**Description of the task:** Look through the records that follow. Copy every line containing the word "стандартов".

**Material for this task:**
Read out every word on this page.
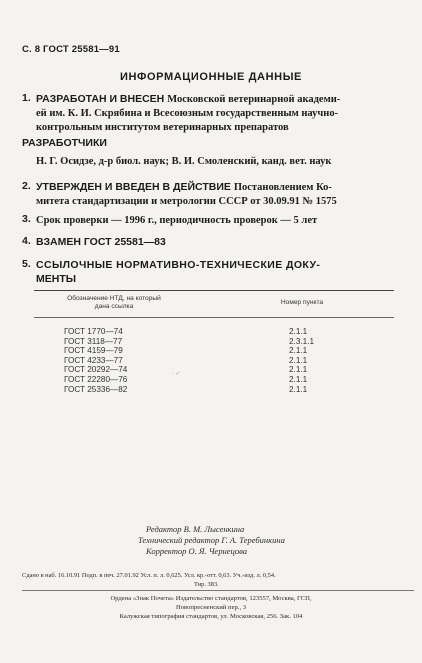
С. 8 ГОСТ 25581—91
ИНФОРМАЦИОННЫЕ ДАННЫЕ
1. РАЗРАБОТАН И ВНЕСЕН Московской ветеринарной академи-
ей им. К. И. Скрябина и Всесоюзным государственным научно-
контрольным институтом ветеринарных препаратов
РАЗРАБОТЧИКИ
Н. Г. Осидзе, д-р биол. наук; В. И. Смоленский, канд. вет. наук
2. УТВЕРЖДЕН И ВВЕДЕН В ДЕЙСТВИЕ Постановлением Ко-
митета стандартизации и метрологии СССР от 30.09.91 № 1575
3. Срок проверки — 1996 г., периодичность проверок — 5 лет
4. ВЗАМЕН ГОСТ 25581—83
5. ССЫЛОЧНЫЕ НОРМАТИВНО-ТЕХНИЧЕСКИЕ ДОКУ-
МЕНТЫ
Обозначение НТД, на который
дана ссылка
Номер пункта
ГОСТ 1770—74	2.1.1
ГОСТ 3118—77	2.3.1.1
ГОСТ 4159—79	2.1.1
ГОСТ 4233—77	2.1.1
ГОСТ 20292—74	2.1.1
ГОСТ 22280—76	2.1.1
ГОСТ 25336—82	2.1.1
· ·∕
Редактор В. М. Лысенкина
Технический редактор Г. А. Теребинкина
Корректор О. Я. Чернецова
Сдано в наб. 16.10.91 Подп. в печ. 27.01.92 Усл. п. л. 0,625. Усл. кр.-отт. 0,63. Уч.-изд. л. 0,54.
Тир. 383.
Ордена «Знак Почета» Издательство стандартов, 123557, Москва, ГСП,
Новопресненский пер., 3
Калужская типография стандартов, ул. Московская, 256. Зак. 104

**Answer for the task:**
Ордена «Знак Почета» Издательство стандартов, 123557, Москва, ГСП,
Калужская типография стандартов, ул. Московская, 256. Зак. 104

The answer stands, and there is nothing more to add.